*SET EXERCISE*
Gather each line in the entries that includes the string "JSON".

*DATA TO USE*

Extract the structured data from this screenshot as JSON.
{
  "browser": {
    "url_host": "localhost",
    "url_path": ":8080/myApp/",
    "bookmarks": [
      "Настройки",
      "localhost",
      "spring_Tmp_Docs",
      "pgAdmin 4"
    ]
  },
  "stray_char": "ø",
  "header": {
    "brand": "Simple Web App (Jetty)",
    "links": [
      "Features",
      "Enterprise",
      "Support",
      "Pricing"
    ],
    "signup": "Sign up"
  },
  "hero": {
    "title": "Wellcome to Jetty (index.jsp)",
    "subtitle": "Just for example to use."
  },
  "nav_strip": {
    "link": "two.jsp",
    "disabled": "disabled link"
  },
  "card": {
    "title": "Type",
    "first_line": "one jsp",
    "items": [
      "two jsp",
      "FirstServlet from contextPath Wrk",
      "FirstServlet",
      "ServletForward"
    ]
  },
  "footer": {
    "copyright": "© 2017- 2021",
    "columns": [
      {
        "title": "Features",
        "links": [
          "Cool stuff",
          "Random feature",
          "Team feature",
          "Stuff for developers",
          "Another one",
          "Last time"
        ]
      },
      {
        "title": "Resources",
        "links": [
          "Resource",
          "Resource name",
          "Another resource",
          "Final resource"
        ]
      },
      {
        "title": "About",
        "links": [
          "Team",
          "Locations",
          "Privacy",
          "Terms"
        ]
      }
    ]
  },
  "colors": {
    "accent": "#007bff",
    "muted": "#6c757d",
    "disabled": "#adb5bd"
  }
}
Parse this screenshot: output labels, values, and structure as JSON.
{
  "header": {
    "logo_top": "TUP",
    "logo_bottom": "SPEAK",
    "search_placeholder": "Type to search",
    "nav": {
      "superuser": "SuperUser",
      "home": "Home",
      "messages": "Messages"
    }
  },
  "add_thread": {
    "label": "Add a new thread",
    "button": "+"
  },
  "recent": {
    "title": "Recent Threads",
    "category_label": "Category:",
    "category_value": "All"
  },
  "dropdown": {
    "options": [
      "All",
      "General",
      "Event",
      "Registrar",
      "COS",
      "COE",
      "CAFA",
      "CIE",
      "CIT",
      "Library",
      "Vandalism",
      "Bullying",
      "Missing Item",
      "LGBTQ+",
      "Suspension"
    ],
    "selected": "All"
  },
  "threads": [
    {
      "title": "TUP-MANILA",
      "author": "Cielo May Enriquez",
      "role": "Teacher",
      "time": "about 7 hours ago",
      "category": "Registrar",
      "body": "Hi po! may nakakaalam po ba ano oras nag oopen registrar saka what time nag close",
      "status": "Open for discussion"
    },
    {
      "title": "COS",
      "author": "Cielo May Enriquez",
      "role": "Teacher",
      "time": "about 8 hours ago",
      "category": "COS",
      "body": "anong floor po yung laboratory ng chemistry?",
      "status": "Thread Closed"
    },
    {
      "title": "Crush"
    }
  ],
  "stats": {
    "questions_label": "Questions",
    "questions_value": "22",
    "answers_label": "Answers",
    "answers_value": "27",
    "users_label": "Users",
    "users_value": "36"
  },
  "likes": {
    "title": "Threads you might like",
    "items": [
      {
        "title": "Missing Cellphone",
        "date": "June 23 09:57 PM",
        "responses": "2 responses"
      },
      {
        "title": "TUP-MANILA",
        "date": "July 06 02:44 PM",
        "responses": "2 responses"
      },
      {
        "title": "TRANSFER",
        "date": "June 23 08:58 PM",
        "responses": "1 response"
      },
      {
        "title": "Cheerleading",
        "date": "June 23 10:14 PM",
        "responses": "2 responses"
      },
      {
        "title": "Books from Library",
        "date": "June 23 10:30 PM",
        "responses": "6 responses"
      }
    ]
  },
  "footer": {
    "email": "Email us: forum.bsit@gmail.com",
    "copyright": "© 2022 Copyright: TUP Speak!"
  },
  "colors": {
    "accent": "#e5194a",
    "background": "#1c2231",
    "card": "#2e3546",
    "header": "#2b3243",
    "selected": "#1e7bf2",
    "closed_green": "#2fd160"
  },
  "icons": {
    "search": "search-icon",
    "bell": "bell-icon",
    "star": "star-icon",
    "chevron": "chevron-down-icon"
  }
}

*TASK OUTPUT*
Extract the structured data from this screenshot as JSON.
Parse this screenshot: output labels, values, and structure as JSON.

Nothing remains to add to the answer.